** INPUT RECORDS **

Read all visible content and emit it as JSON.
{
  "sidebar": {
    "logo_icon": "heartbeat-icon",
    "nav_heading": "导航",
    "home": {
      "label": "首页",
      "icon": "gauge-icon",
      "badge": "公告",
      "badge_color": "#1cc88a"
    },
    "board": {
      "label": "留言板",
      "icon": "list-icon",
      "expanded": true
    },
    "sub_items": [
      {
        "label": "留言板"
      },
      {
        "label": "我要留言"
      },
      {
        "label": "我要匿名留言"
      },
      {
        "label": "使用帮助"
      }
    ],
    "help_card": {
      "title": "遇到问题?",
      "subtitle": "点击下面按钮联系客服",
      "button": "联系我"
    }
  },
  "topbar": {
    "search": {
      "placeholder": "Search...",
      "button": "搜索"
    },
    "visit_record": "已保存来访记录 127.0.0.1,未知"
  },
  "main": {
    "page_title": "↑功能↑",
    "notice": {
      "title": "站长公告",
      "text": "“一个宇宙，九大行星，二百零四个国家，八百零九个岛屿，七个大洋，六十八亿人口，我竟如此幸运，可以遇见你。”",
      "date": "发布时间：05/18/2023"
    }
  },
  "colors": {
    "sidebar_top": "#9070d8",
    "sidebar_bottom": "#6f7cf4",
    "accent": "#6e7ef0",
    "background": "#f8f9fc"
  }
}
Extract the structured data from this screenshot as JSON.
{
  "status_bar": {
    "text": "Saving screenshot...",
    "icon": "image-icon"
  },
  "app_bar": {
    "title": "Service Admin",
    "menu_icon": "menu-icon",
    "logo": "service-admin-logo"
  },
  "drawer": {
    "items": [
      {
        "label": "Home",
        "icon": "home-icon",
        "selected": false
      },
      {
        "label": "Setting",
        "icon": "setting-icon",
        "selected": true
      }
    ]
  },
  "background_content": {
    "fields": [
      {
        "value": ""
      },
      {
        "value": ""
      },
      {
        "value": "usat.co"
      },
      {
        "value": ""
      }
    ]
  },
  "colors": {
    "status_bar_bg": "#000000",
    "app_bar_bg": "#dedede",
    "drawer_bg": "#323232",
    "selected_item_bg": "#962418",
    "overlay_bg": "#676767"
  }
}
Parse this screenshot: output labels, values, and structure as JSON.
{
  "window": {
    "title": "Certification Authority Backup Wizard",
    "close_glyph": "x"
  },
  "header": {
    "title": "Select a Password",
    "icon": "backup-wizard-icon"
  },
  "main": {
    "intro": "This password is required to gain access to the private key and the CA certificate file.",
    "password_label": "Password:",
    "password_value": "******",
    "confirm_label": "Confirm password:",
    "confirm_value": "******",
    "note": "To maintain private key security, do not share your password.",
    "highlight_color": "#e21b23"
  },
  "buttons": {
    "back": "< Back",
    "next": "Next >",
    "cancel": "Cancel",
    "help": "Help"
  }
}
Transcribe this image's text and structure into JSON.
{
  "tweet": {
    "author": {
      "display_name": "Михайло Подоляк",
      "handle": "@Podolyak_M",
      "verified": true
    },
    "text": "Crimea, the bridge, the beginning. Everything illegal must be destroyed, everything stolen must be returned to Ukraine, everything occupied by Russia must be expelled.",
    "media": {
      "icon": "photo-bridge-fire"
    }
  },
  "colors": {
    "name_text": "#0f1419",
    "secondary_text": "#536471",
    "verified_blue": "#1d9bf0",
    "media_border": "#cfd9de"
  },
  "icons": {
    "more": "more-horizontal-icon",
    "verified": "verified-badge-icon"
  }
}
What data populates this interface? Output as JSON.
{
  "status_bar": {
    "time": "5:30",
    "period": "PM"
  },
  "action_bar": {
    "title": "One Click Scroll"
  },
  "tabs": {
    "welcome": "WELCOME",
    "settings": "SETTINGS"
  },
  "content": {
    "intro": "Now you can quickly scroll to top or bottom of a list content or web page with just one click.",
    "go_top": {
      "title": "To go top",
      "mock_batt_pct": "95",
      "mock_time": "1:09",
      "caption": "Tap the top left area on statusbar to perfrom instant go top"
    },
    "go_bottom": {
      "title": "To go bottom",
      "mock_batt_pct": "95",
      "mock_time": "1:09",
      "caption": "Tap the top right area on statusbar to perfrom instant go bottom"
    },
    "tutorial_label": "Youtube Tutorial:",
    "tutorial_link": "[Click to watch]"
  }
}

** WRITTEN EXERCISE **
Scan the lines for the string "statusbar". Copy out each line that matches.

** ANSWER BELOW **
      "caption": "Tap the top left area on statusbar to perfrom instant go top"
      "caption": "Tap the top right area on statusbar to perfrom instant go bottom"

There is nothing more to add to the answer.